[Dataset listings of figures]
┌──
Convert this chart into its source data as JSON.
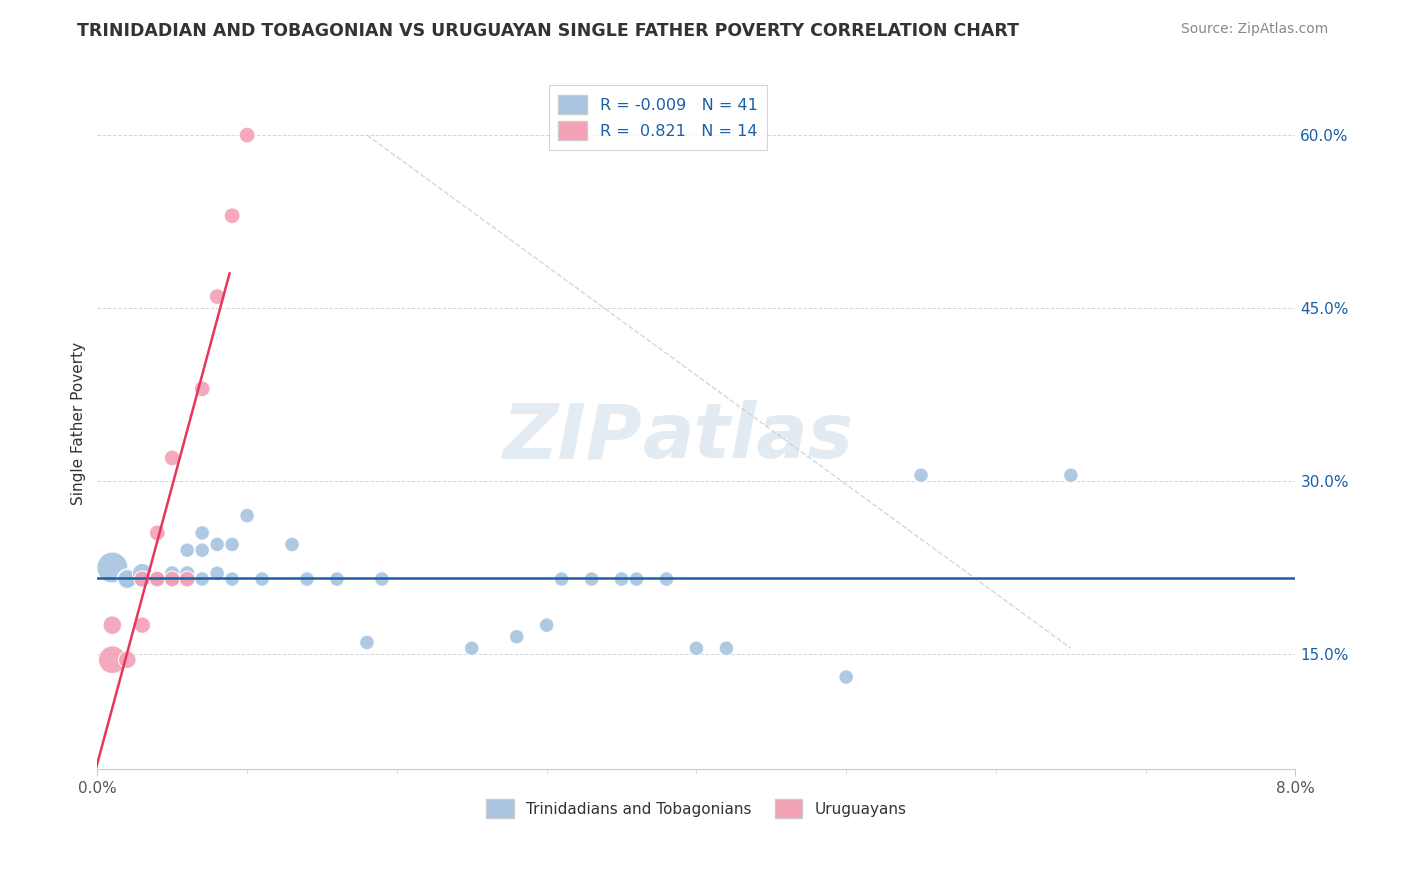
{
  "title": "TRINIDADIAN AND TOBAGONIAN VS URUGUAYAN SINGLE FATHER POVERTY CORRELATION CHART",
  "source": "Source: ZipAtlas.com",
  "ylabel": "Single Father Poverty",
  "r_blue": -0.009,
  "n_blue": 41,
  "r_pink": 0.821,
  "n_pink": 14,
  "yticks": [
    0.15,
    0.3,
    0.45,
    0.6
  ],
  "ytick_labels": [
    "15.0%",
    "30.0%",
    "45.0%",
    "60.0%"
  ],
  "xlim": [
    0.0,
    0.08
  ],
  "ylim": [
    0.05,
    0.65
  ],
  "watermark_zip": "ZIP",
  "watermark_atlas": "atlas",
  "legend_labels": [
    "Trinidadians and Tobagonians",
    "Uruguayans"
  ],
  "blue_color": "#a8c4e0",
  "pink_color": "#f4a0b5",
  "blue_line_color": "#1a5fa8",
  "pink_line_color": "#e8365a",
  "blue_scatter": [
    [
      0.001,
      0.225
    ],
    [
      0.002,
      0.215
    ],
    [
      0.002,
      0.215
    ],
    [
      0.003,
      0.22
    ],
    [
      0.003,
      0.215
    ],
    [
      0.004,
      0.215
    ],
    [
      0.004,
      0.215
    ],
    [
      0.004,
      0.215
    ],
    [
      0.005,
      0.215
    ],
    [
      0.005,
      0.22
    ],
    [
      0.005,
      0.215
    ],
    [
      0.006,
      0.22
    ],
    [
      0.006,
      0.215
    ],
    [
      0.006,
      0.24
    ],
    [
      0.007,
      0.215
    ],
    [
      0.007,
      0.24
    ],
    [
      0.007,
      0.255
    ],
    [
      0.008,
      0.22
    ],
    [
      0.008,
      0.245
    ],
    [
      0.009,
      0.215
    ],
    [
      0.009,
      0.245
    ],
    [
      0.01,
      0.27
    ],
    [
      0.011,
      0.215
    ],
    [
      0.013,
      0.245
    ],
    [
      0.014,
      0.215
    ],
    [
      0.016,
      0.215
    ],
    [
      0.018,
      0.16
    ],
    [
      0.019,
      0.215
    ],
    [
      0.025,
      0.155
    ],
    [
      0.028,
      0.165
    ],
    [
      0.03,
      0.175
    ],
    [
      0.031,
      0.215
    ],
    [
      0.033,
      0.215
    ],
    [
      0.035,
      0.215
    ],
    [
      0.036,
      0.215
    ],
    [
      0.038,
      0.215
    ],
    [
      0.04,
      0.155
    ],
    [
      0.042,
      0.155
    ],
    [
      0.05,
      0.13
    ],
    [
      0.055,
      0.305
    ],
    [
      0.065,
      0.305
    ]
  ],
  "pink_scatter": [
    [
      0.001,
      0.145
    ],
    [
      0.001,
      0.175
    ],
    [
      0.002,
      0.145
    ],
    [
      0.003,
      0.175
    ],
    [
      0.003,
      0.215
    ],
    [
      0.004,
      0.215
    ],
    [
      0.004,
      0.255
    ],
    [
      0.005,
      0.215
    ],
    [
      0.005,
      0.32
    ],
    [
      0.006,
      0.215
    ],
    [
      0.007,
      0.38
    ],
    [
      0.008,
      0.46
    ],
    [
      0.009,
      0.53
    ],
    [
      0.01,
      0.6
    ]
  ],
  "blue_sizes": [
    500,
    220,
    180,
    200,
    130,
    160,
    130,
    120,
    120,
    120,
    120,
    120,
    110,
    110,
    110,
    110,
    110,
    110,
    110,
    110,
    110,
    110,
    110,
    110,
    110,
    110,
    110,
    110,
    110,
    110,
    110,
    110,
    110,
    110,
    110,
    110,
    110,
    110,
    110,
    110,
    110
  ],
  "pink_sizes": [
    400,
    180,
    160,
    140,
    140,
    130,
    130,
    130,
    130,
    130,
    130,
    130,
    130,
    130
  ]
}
└──
┌──
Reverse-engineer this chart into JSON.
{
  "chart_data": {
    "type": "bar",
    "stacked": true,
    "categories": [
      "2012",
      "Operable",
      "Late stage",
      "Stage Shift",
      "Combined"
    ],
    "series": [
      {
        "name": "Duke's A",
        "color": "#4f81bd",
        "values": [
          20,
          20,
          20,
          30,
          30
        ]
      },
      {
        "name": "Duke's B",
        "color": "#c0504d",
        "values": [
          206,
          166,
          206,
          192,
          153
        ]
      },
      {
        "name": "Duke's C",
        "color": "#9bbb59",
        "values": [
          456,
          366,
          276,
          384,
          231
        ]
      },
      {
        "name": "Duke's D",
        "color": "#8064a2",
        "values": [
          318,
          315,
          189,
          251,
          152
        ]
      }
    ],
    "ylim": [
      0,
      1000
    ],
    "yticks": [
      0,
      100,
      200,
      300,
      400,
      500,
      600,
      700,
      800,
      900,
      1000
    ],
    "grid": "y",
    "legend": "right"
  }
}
└──
Which lines contain the word "JSON"? Copy each of them.

Convert this chart into its source data as JSON.
Reverse-engineer this chart into JSON.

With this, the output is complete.